What is expected
Using the book review below, answer each question:
(a) How does Mangus supplement his income?
(b) Who is the crown prince of Pergamontio in this book?
(c) Where can the book be borrowed and read for free online?

Text section
Fabrizio was an orphan living on the streets of the medieval city of Pergamontio before he was taken in as a servant by Mangus and his wife, Sophia. It was really Sophia’s idea that Mangus needed a personal servant. Mangus says that he is able to take care of himself, and he is impatient with Fabrizio because Fabrizio is ignorant and uneducated.

When Sophia goes to visit her sister, Fabrizio tries extra hard to please Mangus so that Mangus will continue to let him live in his house. Mangus is primarily a scholar, but he supplements his income by performing magic tricks at a local tavern. That evening, a black-robed figure appears at the magic show, warning of danger coming to Mangus. The next day, the magistrate, DeLaBina, accuses Mangus of spreading papers with treasonous messages about the king around the city. During this time, all writing is by hand, and no one can understand how these papers can all look so identical unless they were produced by magic.

At first, DeLaBina offers to let Mangus go if Mangus gets rid of the papers and reveals the identity of the traitor. When Mangus protests that he cannot do real magic and that he knows nothing about the papers, he is arrested. Shortly afterward, DeLaBina is murdered. Fabrizio’s only hope of saving his master, and himself, is to find the real traitor.

The book is available to borrow and read for free online through Internet Archive.

My Reaction and Spoilers

I didn’t like this book as well as I liked the original Midnight Magic.  Partly, the problem was that I feel like some of the events of this story should have changed people and events in the other book, and they don’t because this book, which is supposed to take place earlier than the other story, was actually written after the other story. It all just seems out of order, and I didn’t like the addition of Prince Cosimo to the royal family.  In this book, Prince Cosimo is the crown prince of Pergamontio, not Prince Lorenzo from the previous book.  Prince Cosimo did not appear in Midnight Magic (although his absence is explained by the end of this book) and was never even referred to in that book (which is the part that really bothers be me everyone in that book would have known all about him and what happened to him, and I feel like Fabrizio should have at least thought about him in passing, it’s just weird when characters suddenly exist in a series that you know didn’t exist before).

Dataset rows

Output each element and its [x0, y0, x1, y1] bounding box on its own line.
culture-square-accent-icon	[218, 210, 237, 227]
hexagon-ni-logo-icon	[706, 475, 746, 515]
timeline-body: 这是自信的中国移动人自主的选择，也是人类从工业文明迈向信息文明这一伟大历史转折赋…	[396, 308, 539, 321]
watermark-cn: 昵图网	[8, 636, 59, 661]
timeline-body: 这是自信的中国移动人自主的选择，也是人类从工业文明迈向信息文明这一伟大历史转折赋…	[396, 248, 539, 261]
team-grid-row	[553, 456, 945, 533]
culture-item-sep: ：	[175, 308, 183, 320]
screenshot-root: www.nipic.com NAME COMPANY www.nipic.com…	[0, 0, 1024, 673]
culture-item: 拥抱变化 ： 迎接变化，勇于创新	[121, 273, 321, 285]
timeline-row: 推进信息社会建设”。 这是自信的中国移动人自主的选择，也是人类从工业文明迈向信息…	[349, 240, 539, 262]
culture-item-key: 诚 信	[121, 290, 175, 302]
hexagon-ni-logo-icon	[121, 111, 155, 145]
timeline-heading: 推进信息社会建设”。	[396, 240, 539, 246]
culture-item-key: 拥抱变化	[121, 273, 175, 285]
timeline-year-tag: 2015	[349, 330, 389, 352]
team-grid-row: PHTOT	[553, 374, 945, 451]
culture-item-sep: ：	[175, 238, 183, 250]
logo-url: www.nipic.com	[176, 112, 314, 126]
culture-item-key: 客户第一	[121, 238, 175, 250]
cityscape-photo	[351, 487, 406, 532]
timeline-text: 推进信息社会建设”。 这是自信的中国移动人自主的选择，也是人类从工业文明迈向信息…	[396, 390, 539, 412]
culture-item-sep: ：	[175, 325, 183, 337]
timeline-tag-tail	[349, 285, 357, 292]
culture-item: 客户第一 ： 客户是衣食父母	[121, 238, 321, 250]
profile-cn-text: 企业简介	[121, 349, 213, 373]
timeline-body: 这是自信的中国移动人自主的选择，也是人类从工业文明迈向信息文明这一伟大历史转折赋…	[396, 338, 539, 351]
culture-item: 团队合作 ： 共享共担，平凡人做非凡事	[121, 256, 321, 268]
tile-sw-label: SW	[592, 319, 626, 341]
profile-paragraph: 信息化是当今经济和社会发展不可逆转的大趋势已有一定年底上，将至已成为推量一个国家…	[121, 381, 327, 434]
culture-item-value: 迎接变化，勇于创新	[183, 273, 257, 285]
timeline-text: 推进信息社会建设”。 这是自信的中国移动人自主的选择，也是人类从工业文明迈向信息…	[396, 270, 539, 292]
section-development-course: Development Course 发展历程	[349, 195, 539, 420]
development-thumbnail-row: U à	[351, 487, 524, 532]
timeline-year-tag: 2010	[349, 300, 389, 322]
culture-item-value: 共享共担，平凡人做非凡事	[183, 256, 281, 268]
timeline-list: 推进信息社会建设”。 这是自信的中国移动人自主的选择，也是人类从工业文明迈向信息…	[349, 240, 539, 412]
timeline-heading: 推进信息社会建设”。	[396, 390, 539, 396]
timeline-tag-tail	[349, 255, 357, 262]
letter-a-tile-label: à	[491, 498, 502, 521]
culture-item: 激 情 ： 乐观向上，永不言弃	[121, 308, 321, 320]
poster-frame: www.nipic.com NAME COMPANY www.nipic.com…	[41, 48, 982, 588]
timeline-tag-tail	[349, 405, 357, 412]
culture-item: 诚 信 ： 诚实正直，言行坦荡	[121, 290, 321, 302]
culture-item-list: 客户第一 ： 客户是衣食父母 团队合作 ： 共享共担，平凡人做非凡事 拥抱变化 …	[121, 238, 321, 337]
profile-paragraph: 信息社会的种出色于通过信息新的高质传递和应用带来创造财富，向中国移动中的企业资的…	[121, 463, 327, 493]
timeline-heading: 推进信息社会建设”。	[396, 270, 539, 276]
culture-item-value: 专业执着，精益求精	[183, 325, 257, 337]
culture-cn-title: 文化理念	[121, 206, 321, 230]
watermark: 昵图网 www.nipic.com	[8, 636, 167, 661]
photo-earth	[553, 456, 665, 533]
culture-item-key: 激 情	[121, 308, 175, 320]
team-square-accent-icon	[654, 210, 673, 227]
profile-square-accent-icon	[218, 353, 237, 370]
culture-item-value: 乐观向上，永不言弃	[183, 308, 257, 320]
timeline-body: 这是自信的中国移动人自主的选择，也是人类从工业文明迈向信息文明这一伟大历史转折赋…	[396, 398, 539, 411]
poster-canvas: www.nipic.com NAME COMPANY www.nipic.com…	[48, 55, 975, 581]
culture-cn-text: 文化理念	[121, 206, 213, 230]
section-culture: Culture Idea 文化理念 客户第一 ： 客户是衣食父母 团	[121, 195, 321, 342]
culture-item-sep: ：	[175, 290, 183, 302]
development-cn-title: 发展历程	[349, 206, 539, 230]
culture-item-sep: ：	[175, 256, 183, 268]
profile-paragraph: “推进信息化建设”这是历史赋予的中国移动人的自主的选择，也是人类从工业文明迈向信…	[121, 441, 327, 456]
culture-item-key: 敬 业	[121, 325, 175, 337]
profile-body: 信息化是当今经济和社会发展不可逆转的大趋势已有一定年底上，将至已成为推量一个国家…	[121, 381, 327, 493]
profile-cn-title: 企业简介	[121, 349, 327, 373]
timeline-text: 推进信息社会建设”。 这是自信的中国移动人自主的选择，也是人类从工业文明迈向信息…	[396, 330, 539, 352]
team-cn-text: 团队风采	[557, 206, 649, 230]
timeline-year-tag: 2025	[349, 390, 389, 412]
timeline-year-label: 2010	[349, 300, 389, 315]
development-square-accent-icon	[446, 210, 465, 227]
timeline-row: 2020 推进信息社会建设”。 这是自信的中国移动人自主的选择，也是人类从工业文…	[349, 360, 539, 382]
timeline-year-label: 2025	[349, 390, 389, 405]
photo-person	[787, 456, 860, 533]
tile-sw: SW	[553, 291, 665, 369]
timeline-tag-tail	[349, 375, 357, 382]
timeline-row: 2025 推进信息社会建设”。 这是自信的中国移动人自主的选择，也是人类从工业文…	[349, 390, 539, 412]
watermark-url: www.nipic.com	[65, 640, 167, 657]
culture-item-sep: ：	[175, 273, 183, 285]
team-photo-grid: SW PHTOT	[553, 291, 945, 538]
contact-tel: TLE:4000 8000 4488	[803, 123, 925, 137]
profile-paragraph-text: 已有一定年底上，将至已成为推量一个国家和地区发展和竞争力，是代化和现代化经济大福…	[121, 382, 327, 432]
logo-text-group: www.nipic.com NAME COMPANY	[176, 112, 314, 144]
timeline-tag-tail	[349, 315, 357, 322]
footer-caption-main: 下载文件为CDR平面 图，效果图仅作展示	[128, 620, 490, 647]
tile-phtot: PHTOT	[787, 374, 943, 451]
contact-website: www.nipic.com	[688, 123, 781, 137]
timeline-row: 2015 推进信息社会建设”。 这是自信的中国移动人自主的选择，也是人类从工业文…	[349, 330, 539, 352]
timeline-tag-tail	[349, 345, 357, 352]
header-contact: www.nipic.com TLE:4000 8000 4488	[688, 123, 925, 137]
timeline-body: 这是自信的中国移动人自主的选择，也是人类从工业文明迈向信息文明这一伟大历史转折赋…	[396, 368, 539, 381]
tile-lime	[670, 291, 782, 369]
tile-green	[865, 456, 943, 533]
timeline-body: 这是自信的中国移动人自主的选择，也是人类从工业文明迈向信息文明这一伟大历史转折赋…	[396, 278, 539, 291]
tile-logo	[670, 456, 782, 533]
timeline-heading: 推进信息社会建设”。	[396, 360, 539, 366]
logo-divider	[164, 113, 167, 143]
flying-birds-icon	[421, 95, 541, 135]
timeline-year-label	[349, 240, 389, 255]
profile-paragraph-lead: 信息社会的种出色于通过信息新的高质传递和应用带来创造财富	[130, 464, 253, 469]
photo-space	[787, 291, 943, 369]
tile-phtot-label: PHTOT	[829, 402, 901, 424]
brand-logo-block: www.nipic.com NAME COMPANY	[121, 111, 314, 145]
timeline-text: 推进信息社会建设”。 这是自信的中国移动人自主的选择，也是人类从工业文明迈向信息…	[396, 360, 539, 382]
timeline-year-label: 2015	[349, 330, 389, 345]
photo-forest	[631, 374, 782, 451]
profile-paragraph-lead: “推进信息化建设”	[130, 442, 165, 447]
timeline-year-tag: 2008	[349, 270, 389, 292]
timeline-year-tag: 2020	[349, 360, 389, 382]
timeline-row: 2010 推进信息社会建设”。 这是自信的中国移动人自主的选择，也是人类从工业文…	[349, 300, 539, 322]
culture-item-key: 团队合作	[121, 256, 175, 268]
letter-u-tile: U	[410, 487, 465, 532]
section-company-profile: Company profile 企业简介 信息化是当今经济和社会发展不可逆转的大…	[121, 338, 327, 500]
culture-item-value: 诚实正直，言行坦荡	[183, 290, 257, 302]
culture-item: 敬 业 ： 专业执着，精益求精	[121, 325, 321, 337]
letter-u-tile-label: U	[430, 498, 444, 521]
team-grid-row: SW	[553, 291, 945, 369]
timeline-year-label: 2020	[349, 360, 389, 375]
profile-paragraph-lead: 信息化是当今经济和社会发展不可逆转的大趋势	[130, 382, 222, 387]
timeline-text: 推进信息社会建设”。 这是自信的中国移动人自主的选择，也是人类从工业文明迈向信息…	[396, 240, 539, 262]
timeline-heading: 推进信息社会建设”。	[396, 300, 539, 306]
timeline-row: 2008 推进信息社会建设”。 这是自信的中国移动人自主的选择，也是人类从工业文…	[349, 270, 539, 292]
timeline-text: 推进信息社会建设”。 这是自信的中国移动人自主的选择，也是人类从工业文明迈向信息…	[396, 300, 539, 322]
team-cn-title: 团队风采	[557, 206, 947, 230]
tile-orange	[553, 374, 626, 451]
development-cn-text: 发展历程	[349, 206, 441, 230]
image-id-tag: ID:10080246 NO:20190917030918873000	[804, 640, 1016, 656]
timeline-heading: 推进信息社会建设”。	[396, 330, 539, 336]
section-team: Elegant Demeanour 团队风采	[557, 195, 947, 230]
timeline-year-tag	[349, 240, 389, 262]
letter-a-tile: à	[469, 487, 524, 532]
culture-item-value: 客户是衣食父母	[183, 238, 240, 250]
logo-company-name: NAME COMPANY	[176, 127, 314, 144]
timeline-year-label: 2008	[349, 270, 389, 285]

Written response
(a) He performs magic tricks at a local tavern.
(b) Prince Cosimo.
(c) Through Internet Archive.